### Records provided
····················
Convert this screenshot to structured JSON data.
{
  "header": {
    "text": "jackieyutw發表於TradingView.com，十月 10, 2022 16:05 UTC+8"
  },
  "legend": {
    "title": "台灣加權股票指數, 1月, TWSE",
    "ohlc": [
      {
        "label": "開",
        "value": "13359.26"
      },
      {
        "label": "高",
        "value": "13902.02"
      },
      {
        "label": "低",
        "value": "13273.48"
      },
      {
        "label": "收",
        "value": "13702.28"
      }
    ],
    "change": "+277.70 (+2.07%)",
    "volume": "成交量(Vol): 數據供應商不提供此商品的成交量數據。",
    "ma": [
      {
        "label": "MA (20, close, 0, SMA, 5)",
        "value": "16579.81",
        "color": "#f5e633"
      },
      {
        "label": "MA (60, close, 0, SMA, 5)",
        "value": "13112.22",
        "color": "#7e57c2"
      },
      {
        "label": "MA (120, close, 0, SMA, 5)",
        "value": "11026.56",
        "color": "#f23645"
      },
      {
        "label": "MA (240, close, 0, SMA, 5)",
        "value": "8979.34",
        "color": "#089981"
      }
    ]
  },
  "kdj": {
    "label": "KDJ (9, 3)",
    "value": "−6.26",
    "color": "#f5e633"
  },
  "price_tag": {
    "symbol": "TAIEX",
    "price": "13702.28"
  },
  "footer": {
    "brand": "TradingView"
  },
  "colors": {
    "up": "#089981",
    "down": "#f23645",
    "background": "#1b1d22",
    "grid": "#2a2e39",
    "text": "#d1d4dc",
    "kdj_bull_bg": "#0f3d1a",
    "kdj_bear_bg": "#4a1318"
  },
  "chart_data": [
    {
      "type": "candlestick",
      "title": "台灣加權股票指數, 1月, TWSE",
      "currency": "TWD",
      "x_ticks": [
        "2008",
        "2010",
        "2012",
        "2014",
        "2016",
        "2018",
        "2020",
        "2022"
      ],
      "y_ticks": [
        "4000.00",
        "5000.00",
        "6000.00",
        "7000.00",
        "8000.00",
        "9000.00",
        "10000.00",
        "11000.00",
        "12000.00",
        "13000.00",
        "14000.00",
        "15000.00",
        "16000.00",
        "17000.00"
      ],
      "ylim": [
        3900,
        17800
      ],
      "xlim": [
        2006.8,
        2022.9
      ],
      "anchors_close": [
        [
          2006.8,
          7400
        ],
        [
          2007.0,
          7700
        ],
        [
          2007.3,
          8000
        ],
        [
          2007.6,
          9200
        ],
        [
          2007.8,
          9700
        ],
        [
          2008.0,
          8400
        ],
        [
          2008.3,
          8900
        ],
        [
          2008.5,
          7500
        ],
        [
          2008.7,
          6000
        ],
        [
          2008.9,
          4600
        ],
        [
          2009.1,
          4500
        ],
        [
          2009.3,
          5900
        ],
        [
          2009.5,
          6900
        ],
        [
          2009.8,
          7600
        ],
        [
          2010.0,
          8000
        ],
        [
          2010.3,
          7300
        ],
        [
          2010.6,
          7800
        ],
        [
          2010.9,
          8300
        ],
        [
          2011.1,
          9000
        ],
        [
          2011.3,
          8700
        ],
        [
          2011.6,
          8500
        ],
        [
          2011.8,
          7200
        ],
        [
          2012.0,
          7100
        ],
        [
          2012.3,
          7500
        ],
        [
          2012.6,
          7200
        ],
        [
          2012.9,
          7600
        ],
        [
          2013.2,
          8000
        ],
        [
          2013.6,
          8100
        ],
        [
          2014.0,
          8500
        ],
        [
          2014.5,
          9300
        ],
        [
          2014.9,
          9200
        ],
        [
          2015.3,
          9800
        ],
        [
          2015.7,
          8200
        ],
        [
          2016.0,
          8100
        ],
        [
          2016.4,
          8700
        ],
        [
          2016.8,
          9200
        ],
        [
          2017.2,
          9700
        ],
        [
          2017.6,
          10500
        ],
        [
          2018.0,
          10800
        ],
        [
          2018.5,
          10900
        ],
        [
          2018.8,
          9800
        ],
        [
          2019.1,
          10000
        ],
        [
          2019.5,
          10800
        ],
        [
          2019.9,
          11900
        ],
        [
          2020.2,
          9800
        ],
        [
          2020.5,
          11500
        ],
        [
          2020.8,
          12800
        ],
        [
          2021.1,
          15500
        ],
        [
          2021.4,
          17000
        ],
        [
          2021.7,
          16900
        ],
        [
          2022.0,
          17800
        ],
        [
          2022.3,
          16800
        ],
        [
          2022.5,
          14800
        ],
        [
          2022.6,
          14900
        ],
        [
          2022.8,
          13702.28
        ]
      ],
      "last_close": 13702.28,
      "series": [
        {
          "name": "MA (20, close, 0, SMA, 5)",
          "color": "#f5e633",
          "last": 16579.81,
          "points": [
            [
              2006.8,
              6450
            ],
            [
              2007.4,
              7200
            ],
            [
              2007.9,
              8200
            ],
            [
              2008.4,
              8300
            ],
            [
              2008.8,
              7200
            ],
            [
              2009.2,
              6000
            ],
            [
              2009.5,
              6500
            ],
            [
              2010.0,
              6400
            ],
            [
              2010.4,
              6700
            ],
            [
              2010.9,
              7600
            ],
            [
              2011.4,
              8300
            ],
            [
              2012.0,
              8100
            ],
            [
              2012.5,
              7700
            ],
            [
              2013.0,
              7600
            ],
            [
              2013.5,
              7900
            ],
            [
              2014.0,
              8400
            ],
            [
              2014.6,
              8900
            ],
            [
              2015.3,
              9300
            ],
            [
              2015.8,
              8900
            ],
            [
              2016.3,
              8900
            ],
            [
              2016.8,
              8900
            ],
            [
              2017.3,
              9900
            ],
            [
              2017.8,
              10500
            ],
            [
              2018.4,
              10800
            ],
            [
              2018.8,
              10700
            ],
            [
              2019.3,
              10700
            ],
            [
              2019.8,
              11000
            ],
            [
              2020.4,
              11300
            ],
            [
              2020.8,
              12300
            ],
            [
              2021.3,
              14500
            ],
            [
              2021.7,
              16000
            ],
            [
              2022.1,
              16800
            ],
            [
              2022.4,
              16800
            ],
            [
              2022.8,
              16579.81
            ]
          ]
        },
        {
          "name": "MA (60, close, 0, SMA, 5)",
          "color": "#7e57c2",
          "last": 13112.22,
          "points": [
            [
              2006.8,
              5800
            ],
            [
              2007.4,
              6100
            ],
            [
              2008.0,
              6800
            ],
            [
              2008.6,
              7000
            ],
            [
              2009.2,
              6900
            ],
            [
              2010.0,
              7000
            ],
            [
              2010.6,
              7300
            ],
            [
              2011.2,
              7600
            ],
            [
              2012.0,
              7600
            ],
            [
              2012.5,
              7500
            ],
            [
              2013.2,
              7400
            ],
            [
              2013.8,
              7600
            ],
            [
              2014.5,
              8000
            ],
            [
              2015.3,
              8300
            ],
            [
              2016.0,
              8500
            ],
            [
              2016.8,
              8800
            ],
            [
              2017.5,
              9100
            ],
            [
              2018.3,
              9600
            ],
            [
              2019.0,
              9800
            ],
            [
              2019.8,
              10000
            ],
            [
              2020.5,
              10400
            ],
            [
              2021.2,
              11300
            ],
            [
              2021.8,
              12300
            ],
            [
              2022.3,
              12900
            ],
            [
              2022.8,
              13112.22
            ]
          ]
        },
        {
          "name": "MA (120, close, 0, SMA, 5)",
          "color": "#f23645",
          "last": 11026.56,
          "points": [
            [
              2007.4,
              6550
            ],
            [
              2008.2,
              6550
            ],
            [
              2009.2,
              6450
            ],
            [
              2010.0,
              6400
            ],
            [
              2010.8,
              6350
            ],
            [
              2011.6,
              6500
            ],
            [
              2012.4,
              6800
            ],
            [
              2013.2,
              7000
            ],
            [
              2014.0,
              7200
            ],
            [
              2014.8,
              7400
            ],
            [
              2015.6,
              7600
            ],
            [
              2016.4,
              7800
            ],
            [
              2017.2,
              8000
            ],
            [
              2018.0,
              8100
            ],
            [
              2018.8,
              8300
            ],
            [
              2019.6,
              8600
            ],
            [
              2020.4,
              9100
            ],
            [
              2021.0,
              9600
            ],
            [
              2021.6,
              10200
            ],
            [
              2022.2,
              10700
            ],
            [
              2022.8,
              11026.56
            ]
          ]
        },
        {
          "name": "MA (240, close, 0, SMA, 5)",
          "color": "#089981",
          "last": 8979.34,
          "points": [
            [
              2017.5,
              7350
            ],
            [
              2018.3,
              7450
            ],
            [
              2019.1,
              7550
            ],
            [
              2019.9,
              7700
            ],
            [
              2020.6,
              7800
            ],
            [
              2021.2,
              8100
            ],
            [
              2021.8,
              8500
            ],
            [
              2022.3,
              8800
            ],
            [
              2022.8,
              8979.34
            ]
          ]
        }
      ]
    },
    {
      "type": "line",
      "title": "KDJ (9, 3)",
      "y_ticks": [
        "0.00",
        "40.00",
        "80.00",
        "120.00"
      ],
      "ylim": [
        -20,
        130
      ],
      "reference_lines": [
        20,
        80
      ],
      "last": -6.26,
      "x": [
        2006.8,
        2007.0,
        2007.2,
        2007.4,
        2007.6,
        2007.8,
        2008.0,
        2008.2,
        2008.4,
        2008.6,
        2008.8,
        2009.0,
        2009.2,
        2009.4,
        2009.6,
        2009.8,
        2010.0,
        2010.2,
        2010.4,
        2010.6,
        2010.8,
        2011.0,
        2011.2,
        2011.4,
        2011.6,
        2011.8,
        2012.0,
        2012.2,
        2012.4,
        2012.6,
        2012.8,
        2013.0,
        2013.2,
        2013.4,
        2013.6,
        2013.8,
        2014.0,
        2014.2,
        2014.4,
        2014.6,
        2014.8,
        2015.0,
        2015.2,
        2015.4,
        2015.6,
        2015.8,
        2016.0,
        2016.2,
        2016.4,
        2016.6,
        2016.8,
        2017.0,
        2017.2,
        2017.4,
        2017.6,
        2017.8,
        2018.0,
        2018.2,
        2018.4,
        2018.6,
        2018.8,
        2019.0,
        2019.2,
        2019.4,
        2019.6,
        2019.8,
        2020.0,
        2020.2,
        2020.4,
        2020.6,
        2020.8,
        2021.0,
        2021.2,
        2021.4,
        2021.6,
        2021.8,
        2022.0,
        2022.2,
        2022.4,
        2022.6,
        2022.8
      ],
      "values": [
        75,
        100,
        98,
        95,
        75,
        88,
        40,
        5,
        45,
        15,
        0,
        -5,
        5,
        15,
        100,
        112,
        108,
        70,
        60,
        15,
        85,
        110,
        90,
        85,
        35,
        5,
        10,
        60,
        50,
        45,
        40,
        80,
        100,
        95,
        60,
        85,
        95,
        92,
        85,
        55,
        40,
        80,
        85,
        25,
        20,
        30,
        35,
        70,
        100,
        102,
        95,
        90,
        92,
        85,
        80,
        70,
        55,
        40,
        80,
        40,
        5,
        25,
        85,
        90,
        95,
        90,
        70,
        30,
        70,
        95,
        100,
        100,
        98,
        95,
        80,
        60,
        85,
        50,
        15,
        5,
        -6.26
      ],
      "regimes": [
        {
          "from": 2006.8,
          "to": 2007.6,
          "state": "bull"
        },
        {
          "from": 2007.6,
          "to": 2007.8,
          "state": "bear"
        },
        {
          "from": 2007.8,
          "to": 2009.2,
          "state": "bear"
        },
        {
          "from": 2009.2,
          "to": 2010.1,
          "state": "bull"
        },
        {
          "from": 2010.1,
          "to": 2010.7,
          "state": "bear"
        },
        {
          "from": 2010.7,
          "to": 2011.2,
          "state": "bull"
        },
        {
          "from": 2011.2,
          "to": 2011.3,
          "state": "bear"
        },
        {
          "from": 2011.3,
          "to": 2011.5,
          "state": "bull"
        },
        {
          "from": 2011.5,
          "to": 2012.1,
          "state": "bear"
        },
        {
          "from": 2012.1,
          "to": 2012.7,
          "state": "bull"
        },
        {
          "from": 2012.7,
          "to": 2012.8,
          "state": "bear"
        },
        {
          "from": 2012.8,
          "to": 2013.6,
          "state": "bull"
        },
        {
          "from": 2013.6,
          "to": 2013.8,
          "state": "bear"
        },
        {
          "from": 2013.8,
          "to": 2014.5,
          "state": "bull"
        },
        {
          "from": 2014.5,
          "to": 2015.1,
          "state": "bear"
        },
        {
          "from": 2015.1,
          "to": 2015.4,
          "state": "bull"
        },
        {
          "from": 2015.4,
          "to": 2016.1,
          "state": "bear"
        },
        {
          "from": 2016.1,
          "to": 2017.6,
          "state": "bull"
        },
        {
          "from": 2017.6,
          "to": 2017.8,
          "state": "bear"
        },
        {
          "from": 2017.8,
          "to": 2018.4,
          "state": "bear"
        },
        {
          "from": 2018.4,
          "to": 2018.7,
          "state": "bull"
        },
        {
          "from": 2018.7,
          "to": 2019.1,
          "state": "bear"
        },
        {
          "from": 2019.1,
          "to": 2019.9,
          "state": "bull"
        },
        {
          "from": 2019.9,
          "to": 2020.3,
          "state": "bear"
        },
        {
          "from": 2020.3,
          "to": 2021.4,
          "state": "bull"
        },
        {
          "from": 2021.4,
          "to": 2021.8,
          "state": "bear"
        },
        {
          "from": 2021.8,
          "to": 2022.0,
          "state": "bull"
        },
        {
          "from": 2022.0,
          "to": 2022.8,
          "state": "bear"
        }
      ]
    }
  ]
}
····················
### Work required
Copy out all lines that carry the word "台灣加權股票指數".

### Written answer
    "title": "台灣加權股票指數, 1月, TWSE",
      "title": "台灣加權股票指數, 1月, TWSE",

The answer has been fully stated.